> [TO BE DONE] Where the word "image" occurs in a line, return that line.

==== DATA SHOWN

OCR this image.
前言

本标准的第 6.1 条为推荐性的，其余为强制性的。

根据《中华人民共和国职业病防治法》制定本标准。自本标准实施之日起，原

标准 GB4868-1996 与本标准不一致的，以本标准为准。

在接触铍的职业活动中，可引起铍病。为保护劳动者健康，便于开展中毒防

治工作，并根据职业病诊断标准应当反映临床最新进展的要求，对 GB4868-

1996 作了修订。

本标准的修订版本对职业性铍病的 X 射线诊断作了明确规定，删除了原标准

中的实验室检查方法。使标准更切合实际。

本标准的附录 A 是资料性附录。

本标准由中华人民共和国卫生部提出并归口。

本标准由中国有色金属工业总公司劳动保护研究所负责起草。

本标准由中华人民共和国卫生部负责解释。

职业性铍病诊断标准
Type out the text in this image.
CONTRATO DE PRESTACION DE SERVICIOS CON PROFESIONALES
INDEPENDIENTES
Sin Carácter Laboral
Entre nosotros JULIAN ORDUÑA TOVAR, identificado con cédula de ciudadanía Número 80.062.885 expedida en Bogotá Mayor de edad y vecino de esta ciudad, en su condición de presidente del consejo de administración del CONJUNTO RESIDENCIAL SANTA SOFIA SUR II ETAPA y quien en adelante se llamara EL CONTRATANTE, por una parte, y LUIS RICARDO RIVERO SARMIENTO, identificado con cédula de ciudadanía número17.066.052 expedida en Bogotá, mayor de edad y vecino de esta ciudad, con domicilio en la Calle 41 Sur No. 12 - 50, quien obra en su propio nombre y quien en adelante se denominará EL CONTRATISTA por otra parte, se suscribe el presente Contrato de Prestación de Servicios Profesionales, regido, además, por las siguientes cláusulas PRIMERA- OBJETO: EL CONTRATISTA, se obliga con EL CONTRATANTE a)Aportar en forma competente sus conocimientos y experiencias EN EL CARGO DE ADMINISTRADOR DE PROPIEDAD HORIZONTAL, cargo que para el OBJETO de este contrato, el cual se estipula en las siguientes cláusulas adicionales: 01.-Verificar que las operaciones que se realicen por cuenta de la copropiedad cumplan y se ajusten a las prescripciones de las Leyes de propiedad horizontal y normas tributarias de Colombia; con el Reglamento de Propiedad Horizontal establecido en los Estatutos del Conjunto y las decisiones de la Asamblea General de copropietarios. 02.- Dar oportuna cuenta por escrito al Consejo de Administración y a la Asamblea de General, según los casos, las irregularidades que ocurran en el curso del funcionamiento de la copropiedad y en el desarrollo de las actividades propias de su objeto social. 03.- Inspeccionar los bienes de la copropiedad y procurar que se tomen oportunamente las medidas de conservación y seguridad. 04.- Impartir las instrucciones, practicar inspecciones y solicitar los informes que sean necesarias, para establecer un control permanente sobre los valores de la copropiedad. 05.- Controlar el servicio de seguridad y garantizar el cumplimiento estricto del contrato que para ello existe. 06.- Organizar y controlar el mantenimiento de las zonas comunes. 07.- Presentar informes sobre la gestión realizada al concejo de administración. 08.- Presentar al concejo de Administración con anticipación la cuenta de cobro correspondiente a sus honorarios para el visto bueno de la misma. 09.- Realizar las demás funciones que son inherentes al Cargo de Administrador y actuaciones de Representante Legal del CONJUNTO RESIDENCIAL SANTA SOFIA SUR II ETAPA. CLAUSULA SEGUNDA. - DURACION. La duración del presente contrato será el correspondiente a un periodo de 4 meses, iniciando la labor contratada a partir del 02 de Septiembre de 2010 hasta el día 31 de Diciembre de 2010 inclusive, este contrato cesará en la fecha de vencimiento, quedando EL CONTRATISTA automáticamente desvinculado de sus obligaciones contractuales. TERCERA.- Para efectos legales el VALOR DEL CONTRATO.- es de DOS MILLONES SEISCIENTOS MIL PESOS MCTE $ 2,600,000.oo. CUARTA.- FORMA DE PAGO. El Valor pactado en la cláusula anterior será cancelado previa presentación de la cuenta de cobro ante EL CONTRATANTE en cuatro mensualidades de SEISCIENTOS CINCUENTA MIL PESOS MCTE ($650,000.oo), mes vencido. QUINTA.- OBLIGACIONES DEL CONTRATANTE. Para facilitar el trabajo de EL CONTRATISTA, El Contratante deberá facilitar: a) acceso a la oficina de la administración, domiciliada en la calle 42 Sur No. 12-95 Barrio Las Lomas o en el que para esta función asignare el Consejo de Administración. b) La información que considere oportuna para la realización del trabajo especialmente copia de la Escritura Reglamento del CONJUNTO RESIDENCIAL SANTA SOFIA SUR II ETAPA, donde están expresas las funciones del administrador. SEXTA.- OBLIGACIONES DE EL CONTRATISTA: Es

========

> [ANSWER TO THE TASK]
OCR this image.
Type out the text in this image.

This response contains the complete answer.